------ DATA RECORDS

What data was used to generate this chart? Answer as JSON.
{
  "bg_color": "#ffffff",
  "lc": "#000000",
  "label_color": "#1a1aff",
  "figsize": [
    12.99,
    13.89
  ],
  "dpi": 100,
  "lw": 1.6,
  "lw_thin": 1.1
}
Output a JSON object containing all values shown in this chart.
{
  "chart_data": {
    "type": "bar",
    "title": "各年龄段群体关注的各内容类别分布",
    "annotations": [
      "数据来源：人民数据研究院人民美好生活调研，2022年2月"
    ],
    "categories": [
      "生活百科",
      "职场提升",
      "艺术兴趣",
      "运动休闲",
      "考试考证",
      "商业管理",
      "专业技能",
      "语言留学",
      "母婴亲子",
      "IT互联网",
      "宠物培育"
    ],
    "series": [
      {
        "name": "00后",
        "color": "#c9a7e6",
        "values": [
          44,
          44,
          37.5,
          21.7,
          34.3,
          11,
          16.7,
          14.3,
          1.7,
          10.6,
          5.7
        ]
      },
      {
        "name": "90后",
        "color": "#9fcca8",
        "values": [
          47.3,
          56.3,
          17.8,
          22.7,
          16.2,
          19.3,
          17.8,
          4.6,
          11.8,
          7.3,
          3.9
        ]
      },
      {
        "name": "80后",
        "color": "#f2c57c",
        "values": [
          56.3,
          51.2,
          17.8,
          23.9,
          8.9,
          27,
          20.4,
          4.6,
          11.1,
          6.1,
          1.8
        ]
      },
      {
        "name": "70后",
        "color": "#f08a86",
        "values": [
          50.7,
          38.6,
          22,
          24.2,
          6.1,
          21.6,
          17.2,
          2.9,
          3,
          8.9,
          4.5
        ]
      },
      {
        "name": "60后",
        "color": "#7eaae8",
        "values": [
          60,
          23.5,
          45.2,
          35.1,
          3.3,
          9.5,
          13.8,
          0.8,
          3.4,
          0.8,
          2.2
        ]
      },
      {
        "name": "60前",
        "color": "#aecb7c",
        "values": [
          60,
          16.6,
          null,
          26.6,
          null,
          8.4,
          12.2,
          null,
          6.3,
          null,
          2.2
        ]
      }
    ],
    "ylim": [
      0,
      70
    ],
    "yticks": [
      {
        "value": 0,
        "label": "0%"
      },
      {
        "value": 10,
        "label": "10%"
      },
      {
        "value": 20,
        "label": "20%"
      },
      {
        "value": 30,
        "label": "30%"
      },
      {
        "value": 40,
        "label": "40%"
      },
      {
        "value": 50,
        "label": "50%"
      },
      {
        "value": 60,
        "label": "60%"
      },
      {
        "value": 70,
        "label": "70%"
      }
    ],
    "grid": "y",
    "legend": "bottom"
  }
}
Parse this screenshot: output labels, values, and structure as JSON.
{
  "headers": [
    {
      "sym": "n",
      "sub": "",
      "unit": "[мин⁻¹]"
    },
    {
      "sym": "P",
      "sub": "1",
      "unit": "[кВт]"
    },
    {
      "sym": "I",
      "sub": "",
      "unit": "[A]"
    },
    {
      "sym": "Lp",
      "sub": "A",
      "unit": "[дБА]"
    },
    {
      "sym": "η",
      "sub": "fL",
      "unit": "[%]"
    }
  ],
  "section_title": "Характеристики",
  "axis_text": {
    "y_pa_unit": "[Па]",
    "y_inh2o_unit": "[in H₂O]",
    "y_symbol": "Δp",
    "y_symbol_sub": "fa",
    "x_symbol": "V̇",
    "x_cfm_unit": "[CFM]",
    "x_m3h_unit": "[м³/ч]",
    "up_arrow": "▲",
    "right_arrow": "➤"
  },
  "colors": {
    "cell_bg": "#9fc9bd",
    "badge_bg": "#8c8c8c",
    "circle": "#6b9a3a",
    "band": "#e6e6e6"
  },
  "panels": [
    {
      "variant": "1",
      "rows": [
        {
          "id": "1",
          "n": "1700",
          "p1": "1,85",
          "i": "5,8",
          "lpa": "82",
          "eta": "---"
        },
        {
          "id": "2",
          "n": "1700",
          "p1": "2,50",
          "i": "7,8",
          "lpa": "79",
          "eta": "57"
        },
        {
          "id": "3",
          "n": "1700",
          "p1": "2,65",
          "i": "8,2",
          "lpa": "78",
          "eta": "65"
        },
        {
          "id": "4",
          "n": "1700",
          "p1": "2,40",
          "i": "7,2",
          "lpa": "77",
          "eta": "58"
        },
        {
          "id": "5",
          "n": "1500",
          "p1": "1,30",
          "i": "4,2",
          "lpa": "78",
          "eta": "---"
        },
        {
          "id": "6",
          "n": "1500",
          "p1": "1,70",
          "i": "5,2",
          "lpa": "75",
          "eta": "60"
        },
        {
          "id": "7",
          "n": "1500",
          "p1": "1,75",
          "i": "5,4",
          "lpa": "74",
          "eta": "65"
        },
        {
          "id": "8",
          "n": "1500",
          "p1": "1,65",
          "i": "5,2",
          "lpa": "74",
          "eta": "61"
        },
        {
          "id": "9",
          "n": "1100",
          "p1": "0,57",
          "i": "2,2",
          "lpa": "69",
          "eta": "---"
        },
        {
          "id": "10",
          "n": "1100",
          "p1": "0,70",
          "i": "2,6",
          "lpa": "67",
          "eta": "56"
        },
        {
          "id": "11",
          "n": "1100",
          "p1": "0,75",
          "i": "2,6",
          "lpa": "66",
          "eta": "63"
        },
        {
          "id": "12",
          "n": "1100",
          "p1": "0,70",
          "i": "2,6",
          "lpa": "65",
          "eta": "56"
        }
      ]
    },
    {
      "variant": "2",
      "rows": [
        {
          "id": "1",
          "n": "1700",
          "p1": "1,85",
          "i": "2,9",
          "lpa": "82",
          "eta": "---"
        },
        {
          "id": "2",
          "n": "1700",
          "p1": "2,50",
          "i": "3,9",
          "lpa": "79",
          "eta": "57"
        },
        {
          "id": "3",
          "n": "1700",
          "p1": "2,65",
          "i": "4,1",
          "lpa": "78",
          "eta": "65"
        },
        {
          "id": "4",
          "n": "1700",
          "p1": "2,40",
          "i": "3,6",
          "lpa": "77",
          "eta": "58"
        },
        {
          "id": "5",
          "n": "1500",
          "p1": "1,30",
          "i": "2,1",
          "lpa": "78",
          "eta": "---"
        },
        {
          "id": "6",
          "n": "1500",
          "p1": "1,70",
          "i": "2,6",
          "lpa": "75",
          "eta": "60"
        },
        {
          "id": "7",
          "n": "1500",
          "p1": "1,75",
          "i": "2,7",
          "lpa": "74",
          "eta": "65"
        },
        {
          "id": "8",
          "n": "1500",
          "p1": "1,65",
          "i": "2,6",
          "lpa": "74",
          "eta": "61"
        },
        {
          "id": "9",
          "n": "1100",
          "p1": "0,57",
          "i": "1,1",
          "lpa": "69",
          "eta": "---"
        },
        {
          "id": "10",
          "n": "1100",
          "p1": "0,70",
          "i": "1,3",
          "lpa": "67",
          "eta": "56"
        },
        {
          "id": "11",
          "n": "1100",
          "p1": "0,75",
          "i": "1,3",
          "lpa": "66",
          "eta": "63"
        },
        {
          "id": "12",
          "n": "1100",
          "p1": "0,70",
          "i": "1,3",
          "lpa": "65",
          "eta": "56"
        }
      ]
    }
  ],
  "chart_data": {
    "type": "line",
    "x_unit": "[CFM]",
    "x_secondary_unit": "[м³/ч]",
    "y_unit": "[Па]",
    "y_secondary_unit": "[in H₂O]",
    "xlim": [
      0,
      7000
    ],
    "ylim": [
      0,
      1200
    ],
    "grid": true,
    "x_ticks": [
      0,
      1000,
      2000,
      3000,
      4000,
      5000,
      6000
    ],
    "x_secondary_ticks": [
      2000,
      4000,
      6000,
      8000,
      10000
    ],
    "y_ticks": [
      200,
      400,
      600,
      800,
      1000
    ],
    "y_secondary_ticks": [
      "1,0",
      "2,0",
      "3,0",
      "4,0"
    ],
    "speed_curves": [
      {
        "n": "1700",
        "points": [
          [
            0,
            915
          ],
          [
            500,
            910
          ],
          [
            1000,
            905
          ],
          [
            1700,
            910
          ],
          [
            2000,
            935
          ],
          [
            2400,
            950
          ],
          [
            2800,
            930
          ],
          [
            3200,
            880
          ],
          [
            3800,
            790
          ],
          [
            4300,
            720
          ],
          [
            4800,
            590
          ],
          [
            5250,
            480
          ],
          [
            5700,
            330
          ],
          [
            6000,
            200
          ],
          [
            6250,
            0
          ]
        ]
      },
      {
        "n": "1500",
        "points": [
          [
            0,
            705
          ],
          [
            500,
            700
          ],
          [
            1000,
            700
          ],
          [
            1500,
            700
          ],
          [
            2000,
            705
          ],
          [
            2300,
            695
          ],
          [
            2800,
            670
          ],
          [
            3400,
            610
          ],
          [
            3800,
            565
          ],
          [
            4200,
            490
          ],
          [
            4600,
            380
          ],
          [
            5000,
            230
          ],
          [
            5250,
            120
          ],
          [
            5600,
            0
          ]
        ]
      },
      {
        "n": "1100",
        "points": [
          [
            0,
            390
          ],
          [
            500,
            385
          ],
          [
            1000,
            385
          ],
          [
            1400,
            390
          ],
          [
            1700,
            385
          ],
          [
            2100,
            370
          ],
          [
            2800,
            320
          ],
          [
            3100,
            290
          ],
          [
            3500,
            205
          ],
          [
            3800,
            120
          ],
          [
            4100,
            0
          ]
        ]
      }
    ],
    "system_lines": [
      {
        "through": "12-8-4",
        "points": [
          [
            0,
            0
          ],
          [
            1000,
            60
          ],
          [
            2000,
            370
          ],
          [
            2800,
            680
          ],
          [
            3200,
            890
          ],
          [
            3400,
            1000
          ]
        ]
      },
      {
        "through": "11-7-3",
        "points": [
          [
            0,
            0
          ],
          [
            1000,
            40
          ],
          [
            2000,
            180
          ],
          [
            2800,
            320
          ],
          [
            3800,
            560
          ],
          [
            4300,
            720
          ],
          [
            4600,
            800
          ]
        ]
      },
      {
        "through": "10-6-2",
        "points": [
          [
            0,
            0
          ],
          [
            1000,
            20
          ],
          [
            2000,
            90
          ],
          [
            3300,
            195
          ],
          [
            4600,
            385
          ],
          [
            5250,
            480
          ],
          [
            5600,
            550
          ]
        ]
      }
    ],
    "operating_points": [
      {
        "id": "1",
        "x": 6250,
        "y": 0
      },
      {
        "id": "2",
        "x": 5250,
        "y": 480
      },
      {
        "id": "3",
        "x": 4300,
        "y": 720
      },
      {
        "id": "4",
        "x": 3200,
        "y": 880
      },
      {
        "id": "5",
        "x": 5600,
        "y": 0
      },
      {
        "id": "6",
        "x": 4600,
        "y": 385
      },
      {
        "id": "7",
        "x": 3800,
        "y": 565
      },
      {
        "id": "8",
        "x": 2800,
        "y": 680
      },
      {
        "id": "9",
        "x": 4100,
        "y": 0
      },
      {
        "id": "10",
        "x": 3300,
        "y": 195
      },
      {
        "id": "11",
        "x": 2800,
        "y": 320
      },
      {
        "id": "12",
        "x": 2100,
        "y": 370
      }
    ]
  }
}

------------

**PROBLEM TO WORK ON:** Copy each line of the records containing the string "name".

**FULL OUTPUT:**
        "name": "00后",
        "name": "90后",
        "name": "80后",
        "name": "70后",
        "name": "60后",
        "name": "60前",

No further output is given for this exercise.